▶ Work required
Images are not part of the copy; transcribe all the data exactly.

▶ Exercise input
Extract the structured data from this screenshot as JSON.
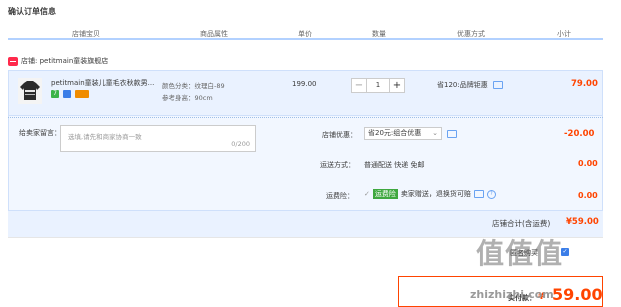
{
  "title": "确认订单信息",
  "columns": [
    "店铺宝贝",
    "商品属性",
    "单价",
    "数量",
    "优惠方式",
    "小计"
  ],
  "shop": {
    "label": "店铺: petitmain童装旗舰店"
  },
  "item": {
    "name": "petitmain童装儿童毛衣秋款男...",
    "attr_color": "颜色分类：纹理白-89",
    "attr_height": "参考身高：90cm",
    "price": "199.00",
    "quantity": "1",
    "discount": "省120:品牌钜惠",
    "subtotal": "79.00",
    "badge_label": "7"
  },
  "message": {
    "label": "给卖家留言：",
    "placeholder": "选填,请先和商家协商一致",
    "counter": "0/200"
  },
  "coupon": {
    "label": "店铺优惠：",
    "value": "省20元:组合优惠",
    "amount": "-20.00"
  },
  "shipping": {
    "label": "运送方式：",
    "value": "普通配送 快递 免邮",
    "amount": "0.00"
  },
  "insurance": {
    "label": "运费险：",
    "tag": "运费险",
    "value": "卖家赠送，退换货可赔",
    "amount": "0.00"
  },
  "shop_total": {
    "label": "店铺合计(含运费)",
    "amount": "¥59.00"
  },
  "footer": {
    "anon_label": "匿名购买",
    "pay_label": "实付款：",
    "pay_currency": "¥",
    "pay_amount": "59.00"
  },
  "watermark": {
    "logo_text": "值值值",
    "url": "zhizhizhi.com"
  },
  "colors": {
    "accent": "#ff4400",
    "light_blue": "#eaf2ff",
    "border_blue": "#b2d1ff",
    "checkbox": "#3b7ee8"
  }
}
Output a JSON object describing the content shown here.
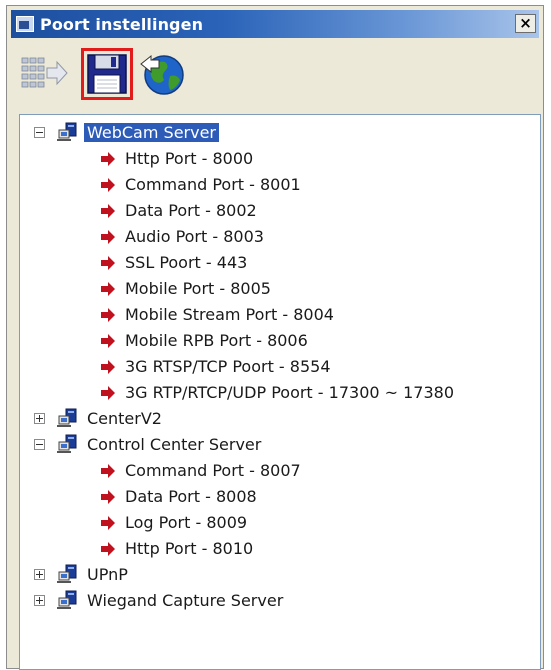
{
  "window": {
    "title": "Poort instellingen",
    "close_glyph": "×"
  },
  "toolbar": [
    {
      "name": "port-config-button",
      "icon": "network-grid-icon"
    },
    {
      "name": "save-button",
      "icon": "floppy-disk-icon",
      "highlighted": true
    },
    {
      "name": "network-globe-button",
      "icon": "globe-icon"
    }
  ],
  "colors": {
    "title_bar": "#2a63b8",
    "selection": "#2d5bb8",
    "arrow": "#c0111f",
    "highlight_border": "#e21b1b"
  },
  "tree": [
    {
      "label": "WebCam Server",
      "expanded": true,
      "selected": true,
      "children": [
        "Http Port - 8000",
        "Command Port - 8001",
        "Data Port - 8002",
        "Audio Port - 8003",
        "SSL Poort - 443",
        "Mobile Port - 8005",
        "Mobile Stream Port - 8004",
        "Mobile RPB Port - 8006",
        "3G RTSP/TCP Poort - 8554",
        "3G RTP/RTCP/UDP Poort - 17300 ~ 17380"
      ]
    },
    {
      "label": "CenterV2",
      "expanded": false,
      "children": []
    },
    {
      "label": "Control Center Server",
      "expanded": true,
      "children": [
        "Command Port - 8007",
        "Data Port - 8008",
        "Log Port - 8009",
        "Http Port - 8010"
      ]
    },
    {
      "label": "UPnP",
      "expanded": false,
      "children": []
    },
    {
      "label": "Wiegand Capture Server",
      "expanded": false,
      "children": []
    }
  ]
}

▶ Response to the exercise
Extract the structured data from this screenshot as JSON.
{
  "title": "确认订单信息",
  "columns": [
    "店铺宝贝",
    "商品属性",
    "单价",
    "数量",
    "优惠方式",
    "小计"
  ],
  "shop": {
    "label": "店铺: petitmain童装旗舰店"
  },
  "item": {
    "name": "petitmain童装儿童毛衣秋款男...",
    "attr_color": "颜色分类：纹理白-89",
    "attr_height": "参考身高：90cm",
    "price": "199.00",
    "quantity": "1",
    "discount": "省120:品牌钜惠",
    "subtotal": "79.00",
    "badge_label": "7"
  },
  "message": {
    "label": "给卖家留言：",
    "placeholder": "选填,请先和商家协商一致",
    "counter": "0/200"
  },
  "coupon": {
    "label": "店铺优惠：",
    "value": "省20元:组合优惠",
    "amount": "-20.00"
  },
  "shipping": {
    "label": "运送方式：",
    "value": "普通配送 快递 免邮",
    "amount": "0.00"
  },
  "insurance": {
    "label": "运费险：",
    "tag": "运费险",
    "value": "卖家赠送，退换货可赔",
    "amount": "0.00"
  },
  "shop_total": {
    "label": "店铺合计(含运费)",
    "amount": "¥59.00"
  },
  "footer": {
    "anon_label": "匿名购买",
    "pay_label": "实付款：",
    "pay_currency": "¥",
    "pay_amount": "59.00"
  },
  "watermark": {
    "logo_text": "值值值",
    "url": "zhizhizhi.com"
  },
  "colors": {
    "accent": "#ff4400",
    "light_blue": "#eaf2ff",
    "border_blue": "#b2d1ff",
    "checkbox": "#3b7ee8"
  }
}
Output a JSON object describing the content shown here.
{
  "window": {
    "title": "Poort instellingen",
    "close_glyph": "×"
  },
  "toolbar": [
    {
      "name": "port-config-button",
      "icon": "network-grid-icon"
    },
    {
      "name": "save-button",
      "icon": "floppy-disk-icon",
      "highlighted": true
    },
    {
      "name": "network-globe-button",
      "icon": "globe-icon"
    }
  ],
  "colors": {
    "title_bar": "#2a63b8",
    "selection": "#2d5bb8",
    "arrow": "#c0111f",
    "highlight_border": "#e21b1b"
  },
  "tree": [
    {
      "label": "WebCam Server",
      "expanded": true,
      "selected": true,
      "children": [
        "Http Port - 8000",
        "Command Port - 8001",
        "Data Port - 8002",
        "Audio Port - 8003",
        "SSL Poort - 443",
        "Mobile Port - 8005",
        "Mobile Stream Port - 8004",
        "Mobile RPB Port - 8006",
        "3G RTSP/TCP Poort - 8554",
        "3G RTP/RTCP/UDP Poort - 17300 ~ 17380"
      ]
    },
    {
      "label": "CenterV2",
      "expanded": false,
      "children": []
    },
    {
      "label": "Control Center Server",
      "expanded": true,
      "children": [
        "Command Port - 8007",
        "Data Port - 8008",
        "Log Port - 8009",
        "Http Port - 8010"
      ]
    },
    {
      "label": "UPnP",
      "expanded": false,
      "children": []
    },
    {
      "label": "Wiegand Capture Server",
      "expanded": false,
      "children": []
    }
  ]
}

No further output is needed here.